> YOUR TASK
Where a line holds the word "principios", copy that line.

> LISTING
● ● ●

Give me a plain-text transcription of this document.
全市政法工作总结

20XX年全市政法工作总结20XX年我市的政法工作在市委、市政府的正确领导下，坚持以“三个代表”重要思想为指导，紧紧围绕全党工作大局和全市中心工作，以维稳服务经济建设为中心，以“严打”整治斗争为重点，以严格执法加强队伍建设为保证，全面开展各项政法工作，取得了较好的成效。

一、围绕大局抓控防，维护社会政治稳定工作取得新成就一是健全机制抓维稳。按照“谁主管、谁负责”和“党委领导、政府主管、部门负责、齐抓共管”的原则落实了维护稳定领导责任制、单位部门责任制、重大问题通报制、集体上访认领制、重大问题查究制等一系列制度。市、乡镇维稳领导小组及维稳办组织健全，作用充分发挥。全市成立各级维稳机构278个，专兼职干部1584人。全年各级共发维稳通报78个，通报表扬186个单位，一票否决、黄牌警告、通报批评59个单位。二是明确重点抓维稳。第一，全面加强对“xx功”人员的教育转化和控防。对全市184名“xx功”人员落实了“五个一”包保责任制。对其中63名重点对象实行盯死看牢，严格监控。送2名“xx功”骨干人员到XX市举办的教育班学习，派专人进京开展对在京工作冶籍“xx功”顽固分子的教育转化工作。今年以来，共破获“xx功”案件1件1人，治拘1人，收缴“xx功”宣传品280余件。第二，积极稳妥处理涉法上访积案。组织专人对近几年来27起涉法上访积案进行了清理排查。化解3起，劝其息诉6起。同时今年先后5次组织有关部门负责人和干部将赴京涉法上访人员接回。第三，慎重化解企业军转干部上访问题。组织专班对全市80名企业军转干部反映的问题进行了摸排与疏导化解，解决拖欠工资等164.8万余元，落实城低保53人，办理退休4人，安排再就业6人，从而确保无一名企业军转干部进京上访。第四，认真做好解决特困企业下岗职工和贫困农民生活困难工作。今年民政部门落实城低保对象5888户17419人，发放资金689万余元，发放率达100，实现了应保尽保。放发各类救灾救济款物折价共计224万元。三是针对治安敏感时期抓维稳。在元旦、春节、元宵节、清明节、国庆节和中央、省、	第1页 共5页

● ● ●

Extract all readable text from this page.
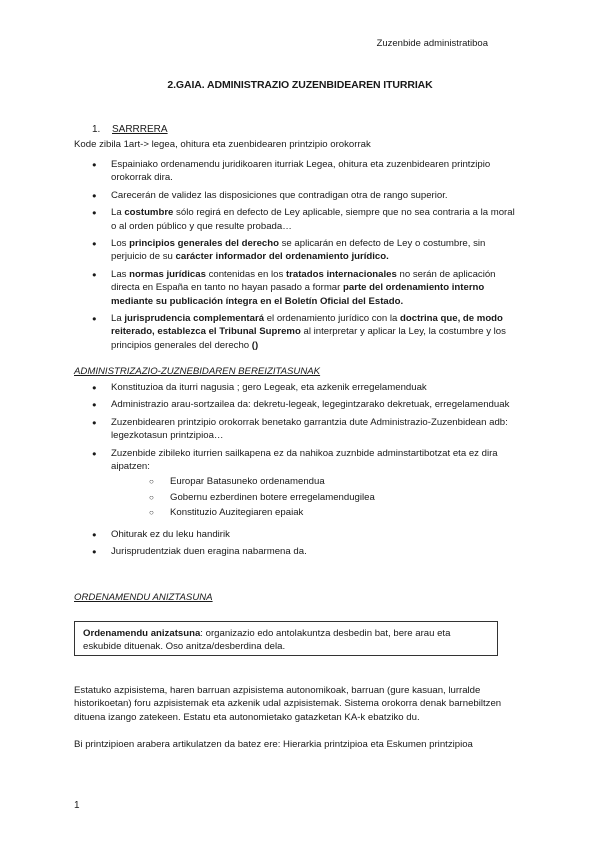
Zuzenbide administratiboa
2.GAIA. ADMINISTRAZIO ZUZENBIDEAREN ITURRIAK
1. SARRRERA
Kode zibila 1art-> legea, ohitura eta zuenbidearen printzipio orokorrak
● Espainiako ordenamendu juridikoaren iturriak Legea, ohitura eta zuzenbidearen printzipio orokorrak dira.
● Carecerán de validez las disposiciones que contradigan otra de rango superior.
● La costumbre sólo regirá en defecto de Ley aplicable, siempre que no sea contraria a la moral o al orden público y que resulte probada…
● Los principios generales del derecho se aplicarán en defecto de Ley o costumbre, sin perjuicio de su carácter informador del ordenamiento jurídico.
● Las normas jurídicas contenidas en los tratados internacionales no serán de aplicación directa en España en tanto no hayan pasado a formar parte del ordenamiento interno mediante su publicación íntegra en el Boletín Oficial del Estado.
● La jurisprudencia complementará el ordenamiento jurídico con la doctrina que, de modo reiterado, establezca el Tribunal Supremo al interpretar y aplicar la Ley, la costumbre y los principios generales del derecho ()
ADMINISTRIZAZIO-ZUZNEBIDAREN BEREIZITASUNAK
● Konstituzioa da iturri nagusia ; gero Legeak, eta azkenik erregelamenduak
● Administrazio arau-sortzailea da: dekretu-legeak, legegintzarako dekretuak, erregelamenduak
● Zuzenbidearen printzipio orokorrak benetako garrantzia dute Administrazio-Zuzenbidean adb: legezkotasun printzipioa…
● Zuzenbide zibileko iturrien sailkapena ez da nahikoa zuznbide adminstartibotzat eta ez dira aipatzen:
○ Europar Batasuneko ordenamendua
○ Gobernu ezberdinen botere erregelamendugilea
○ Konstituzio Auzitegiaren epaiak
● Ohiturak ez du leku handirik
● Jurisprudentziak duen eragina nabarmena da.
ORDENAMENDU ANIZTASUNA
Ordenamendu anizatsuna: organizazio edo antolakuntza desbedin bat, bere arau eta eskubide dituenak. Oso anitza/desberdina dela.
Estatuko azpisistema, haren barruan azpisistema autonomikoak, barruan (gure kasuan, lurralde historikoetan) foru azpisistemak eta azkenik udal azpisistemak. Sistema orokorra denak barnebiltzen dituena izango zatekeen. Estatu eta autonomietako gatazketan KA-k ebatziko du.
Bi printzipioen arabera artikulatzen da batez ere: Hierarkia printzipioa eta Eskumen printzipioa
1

● ● ●

> ANSWER TO THE EXERCISE
● Los principios generales del derecho se aplicarán en defecto de Ley o costumbre, sin perjuicio de su carácter informador del ordenamiento jurídico.
● La jurisprudencia complementará el ordenamiento jurídico con la doctrina que, de modo reiterado, establezca el Tribunal Supremo al interpretar y aplicar la Ley, la costumbre y los principios generales del derecho ()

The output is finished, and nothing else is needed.